▶ _WORK TO COMPLETE_
Without the pictures, copy the entries below word for word.
== DATA SHOWN
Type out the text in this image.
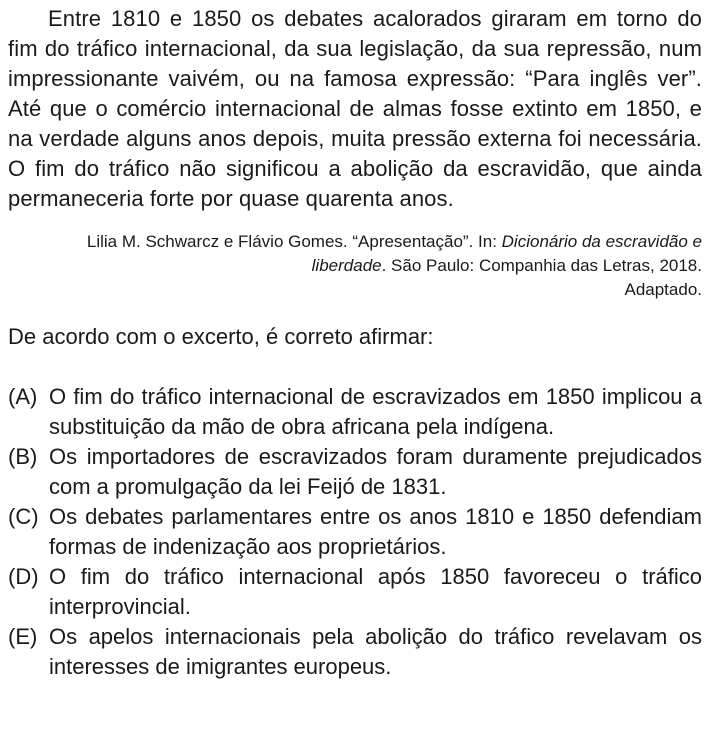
Entre 1810 e 1850 os debates acalorados giraram em torno do fim do tráfico internacional, da sua legislação, da sua repressão, num impressionante vaivém, ou na famosa expressão: “Para inglês ver”. Até que o comércio internacional de almas fosse extinto em 1850, e na verdade alguns anos depois, muita pressão externa foi necessária. O fim do tráfico não significou a abolição da escravidão, que ainda permaneceria forte por quase quarenta anos.

Lilia M. Schwarcz e Flávio Gomes. “Apresentação”. In: Dicionário da escravidão e liberdade. São Paulo: Companhia das Letras, 2018.
Adaptado.
De acordo com o excerto, é correto afirmar:
(A) O fim do tráfico internacional de escravizados em 1850 implicou a substituição da mão de obra africana pela indígena.
(B) Os importadores de escravizados foram duramente prejudicados com a promulgação da lei Feijó de 1831.
(C) Os debates parlamentares entre os anos 1810 e 1850 defendiam formas de indenização aos proprietários.
(D) O fim do tráfico internacional após 1850 favoreceu o tráfico interprovincial.
(E) Os apelos internacionais pela abolição do tráfico revelavam os interesses de imigrantes europeus.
====
▶ _THE ANSWER_
Type out the text in this image.
Entre 1810 e 1850 os debates acalorados giraram em torno do fim do tráfico internacional, da sua legislação, da sua repressão, num impressionante vaivém, ou na famosa expressão: “Para inglês ver”. Até que o comércio internacional de almas fosse extinto em 1850, e na verdade alguns anos depois, muita pressão externa foi necessária. O fim do tráfico não significou a abolição da escravidão, que ainda permaneceria forte por quase quarenta anos.

Lilia M. Schwarcz e Flávio Gomes. “Apresentação”. In: Dicionário da escravidão e liberdade. São Paulo: Companhia das Letras, 2018.
Adaptado.
De acordo com o excerto, é correto afirmar:
(A) O fim do tráfico internacional de escravizados em 1850 implicou a substituição da mão de obra africana pela indígena.
(B) Os importadores de escravizados foram duramente prejudicados com a promulgação da lei Feijó de 1831.
(C) Os debates parlamentares entre os anos 1810 e 1850 defendiam formas de indenização aos proprietários.
(D) O fim do tráfico internacional após 1850 favoreceu o tráfico interprovincial.
(E) Os apelos internacionais pela abolição do tráfico revelavam os interesses de imigrantes europeus.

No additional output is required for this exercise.